_Supplied records_.
######

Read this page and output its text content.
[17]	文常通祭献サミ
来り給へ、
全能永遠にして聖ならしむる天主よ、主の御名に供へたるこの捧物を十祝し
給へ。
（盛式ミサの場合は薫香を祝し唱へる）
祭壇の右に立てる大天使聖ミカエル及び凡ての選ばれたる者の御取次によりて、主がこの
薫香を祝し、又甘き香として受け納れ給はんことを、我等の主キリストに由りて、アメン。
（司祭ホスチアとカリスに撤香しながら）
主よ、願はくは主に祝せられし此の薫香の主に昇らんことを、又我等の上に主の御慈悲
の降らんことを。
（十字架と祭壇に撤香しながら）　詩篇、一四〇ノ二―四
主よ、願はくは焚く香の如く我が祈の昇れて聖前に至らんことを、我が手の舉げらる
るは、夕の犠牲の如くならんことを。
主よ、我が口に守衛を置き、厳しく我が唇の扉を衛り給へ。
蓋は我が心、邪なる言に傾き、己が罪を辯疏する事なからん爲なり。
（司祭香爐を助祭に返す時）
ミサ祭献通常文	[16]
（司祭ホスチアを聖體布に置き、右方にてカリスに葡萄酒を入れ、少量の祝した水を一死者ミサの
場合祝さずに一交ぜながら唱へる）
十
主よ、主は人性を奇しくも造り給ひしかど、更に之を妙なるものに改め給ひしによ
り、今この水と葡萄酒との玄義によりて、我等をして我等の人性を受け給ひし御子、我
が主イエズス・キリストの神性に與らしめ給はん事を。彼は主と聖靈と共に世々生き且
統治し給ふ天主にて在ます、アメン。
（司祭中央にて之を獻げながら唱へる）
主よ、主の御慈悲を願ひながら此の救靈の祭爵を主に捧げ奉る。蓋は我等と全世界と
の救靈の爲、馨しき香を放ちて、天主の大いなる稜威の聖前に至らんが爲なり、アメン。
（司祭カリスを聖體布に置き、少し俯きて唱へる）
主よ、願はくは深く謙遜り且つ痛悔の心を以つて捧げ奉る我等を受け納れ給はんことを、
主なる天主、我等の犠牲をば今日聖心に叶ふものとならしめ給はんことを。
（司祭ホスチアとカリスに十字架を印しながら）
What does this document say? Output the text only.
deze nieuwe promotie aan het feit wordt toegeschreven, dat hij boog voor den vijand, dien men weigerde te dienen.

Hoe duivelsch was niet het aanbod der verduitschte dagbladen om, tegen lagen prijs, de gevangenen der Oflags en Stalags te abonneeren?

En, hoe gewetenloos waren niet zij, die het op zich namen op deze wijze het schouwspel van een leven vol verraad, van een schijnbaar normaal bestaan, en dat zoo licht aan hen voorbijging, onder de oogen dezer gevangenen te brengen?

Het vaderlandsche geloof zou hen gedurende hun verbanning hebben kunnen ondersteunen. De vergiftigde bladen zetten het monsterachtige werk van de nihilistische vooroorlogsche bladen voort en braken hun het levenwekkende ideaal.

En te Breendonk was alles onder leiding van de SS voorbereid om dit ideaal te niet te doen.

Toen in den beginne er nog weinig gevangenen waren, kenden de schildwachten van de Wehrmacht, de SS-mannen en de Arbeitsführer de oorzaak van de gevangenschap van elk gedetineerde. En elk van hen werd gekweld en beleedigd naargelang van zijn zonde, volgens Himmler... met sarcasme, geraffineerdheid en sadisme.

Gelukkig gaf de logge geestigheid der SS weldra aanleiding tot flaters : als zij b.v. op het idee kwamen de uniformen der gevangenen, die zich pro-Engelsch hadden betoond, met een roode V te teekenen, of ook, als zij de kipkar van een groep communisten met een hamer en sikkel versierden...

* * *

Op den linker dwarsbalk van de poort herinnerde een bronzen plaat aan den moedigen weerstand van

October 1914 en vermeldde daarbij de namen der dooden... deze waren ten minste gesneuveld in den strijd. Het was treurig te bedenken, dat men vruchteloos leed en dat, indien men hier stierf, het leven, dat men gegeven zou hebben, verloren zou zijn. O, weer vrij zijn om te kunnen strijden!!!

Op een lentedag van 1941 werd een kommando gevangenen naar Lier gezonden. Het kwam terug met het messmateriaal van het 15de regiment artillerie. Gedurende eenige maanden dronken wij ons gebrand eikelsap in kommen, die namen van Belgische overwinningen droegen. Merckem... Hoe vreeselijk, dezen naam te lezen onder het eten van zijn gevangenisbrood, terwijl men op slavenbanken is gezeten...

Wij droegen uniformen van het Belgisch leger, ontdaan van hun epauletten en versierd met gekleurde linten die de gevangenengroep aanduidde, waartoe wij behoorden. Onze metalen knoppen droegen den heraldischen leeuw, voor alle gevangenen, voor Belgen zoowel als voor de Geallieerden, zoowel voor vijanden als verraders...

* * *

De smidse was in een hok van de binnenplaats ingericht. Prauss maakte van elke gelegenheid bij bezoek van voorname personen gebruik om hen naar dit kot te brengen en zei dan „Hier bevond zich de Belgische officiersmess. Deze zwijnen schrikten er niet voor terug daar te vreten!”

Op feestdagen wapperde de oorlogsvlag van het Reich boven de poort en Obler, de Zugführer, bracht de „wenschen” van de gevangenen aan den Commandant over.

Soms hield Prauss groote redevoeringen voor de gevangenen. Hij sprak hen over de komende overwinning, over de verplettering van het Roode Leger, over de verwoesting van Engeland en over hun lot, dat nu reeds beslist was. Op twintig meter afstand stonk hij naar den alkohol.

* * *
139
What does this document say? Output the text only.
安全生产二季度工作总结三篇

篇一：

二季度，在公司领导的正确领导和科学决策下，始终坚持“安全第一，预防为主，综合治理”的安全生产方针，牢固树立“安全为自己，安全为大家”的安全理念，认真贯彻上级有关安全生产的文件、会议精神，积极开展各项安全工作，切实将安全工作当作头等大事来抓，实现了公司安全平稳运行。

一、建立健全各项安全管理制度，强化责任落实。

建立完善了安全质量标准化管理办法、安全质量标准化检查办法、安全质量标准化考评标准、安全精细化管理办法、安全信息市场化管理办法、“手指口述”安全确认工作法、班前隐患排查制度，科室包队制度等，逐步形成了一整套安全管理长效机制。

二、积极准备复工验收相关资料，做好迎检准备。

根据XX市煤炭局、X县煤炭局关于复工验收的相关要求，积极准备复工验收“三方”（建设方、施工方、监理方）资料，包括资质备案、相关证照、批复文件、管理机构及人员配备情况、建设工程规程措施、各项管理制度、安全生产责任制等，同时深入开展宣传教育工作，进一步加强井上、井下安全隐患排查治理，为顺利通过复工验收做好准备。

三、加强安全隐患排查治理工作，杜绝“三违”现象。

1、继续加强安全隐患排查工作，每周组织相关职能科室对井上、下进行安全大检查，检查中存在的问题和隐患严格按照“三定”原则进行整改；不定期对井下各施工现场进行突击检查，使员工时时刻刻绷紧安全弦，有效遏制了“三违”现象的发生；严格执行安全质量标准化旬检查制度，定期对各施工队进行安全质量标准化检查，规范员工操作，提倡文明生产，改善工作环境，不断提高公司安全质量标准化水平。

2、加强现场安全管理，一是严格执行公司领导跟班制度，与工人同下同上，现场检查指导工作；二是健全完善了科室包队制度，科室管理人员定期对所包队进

######

_Written instruction_. Reproduce all of the entries word for word.

_Written solution_.
Read this page and output its text content.
[17]	文常通祭献サミ
来り給へ、
全能永遠にして聖ならしむる天主よ、主の御名に供へたるこの捧物を十祝し
給へ。
（盛式ミサの場合は薫香を祝し唱へる）
祭壇の右に立てる大天使聖ミカエル及び凡ての選ばれたる者の御取次によりて、主がこの
薫香を祝し、又甘き香として受け納れ給はんことを、我等の主キリストに由りて、アメン。
（司祭ホスチアとカリスに撤香しながら）
主よ、願はくは主に祝せられし此の薫香の主に昇らんことを、又我等の上に主の御慈悲
の降らんことを。
（十字架と祭壇に撤香しながら）　詩篇、一四〇ノ二―四
主よ、願はくは焚く香の如く我が祈の昇れて聖前に至らんことを、我が手の舉げらる
るは、夕の犠牲の如くならんことを。
主よ、我が口に守衛を置き、厳しく我が唇の扉を衛り給へ。
蓋は我が心、邪なる言に傾き、己が罪を辯疏する事なからん爲なり。
（司祭香爐を助祭に返す時）
ミサ祭献通常文	[16]
（司祭ホスチアを聖體布に置き、右方にてカリスに葡萄酒を入れ、少量の祝した水を一死者ミサの
場合祝さずに一交ぜながら唱へる）
十
主よ、主は人性を奇しくも造り給ひしかど、更に之を妙なるものに改め給ひしによ
り、今この水と葡萄酒との玄義によりて、我等をして我等の人性を受け給ひし御子、我
が主イエズス・キリストの神性に與らしめ給はん事を。彼は主と聖靈と共に世々生き且
統治し給ふ天主にて在ます、アメン。
（司祭中央にて之を獻げながら唱へる）
主よ、主の御慈悲を願ひながら此の救靈の祭爵を主に捧げ奉る。蓋は我等と全世界と
の救靈の爲、馨しき香を放ちて、天主の大いなる稜威の聖前に至らんが爲なり、アメン。
（司祭カリスを聖體布に置き、少し俯きて唱へる）
主よ、願はくは深く謙遜り且つ痛悔の心を以つて捧げ奉る我等を受け納れ給はんことを、
主なる天主、我等の犠牲をば今日聖心に叶ふものとならしめ給はんことを。
（司祭ホスチアとカリスに十字架を印しながら）
What does this document say? Output the text only.
deze nieuwe promotie aan het feit wordt toegeschreven, dat hij boog voor den vijand, dien men weigerde te dienen.

Hoe duivelsch was niet het aanbod der verduitschte dagbladen om, tegen lagen prijs, de gevangenen der Oflags en Stalags te abonneeren?

En, hoe gewetenloos waren niet zij, die het op zich namen op deze wijze het schouwspel van een leven vol verraad, van een schijnbaar normaal bestaan, en dat zoo licht aan hen voorbijging, onder de oogen dezer gevangenen te brengen?

Het vaderlandsche geloof zou hen gedurende hun verbanning hebben kunnen ondersteunen. De vergiftigde bladen zetten het monsterachtige werk van de nihilistische vooroorlogsche bladen voort en braken hun het levenwekkende ideaal.

En te Breendonk was alles onder leiding van de SS voorbereid om dit ideaal te niet te doen.

Toen in den beginne er nog weinig gevangenen waren, kenden de schildwachten van de Wehrmacht, de SS-mannen en de Arbeitsführer de oorzaak van de gevangenschap van elk gedetineerde. En elk van hen werd gekweld en beleedigd naargelang van zijn zonde, volgens Himmler... met sarcasme, geraffineerdheid en sadisme.

Gelukkig gaf de logge geestigheid der SS weldra aanleiding tot flaters : als zij b.v. op het idee kwamen de uniformen der gevangenen, die zich pro-Engelsch hadden betoond, met een roode V te teekenen, of ook, als zij de kipkar van een groep communisten met een hamer en sikkel versierden...

* * *

Op den linker dwarsbalk van de poort herinnerde een bronzen plaat aan den moedigen weerstand van

October 1914 en vermeldde daarbij de namen der dooden... deze waren ten minste gesneuveld in den strijd. Het was treurig te bedenken, dat men vruchteloos leed en dat, indien men hier stierf, het leven, dat men gegeven zou hebben, verloren zou zijn. O, weer vrij zijn om te kunnen strijden!!!

Op een lentedag van 1941 werd een kommando gevangenen naar Lier gezonden. Het kwam terug met het messmateriaal van het 15de regiment artillerie. Gedurende eenige maanden dronken wij ons gebrand eikelsap in kommen, die namen van Belgische overwinningen droegen. Merckem... Hoe vreeselijk, dezen naam te lezen onder het eten van zijn gevangenisbrood, terwijl men op slavenbanken is gezeten...

Wij droegen uniformen van het Belgisch leger, ontdaan van hun epauletten en versierd met gekleurde linten die de gevangenengroep aanduidde, waartoe wij behoorden. Onze metalen knoppen droegen den heraldischen leeuw, voor alle gevangenen, voor Belgen zoowel als voor de Geallieerden, zoowel voor vijanden als verraders...

* * *

De smidse was in een hok van de binnenplaats ingericht. Prauss maakte van elke gelegenheid bij bezoek van voorname personen gebruik om hen naar dit kot te brengen en zei dan „Hier bevond zich de Belgische officiersmess. Deze zwijnen schrikten er niet voor terug daar te vreten!”

Op feestdagen wapperde de oorlogsvlag van het Reich boven de poort en Obler, de Zugführer, bracht de „wenschen” van de gevangenen aan den Commandant over.

Soms hield Prauss groote redevoeringen voor de gevangenen. Hij sprak hen over de komende overwinning, over de verplettering van het Roode Leger, over de verwoesting van Engeland en over hun lot, dat nu reeds beslist was. Op twintig meter afstand stonk hij naar den alkohol.

* * *
139
What does this document say? Output the text only.
安全生产二季度工作总结三篇

篇一：

二季度，在公司领导的正确领导和科学决策下，始终坚持“安全第一，预防为主，综合治理”的安全生产方针，牢固树立“安全为自己，安全为大家”的安全理念，认真贯彻上级有关安全生产的文件、会议精神，积极开展各项安全工作，切实将安全工作当作头等大事来抓，实现了公司安全平稳运行。

一、建立健全各项安全管理制度，强化责任落实。

建立完善了安全质量标准化管理办法、安全质量标准化检查办法、安全质量标准化考评标准、安全精细化管理办法、安全信息市场化管理办法、“手指口述”安全确认工作法、班前隐患排查制度，科室包队制度等，逐步形成了一整套安全管理长效机制。

二、积极准备复工验收相关资料，做好迎检准备。

根据XX市煤炭局、X县煤炭局关于复工验收的相关要求，积极准备复工验收“三方”（建设方、施工方、监理方）资料，包括资质备案、相关证照、批复文件、管理机构及人员配备情况、建设工程规程措施、各项管理制度、安全生产责任制等，同时深入开展宣传教育工作，进一步加强井上、井下安全隐患排查治理，为顺利通过复工验收做好准备。

三、加强安全隐患排查治理工作，杜绝“三违”现象。

1、继续加强安全隐患排查工作，每周组织相关职能科室对井上、下进行安全大检查，检查中存在的问题和隐患严格按照“三定”原则进行整改；不定期对井下各施工现场进行突击检查，使员工时时刻刻绷紧安全弦，有效遏制了“三违”现象的发生；严格执行安全质量标准化旬检查制度，定期对各施工队进行安全质量标准化检查，规范员工操作，提倡文明生产，改善工作环境，不断提高公司安全质量标准化水平。

2、加强现场安全管理，一是严格执行公司领导跟班制度，与工人同下同上，现场检查指导工作；二是健全完善了科室包队制度，科室管理人员定期对所包队进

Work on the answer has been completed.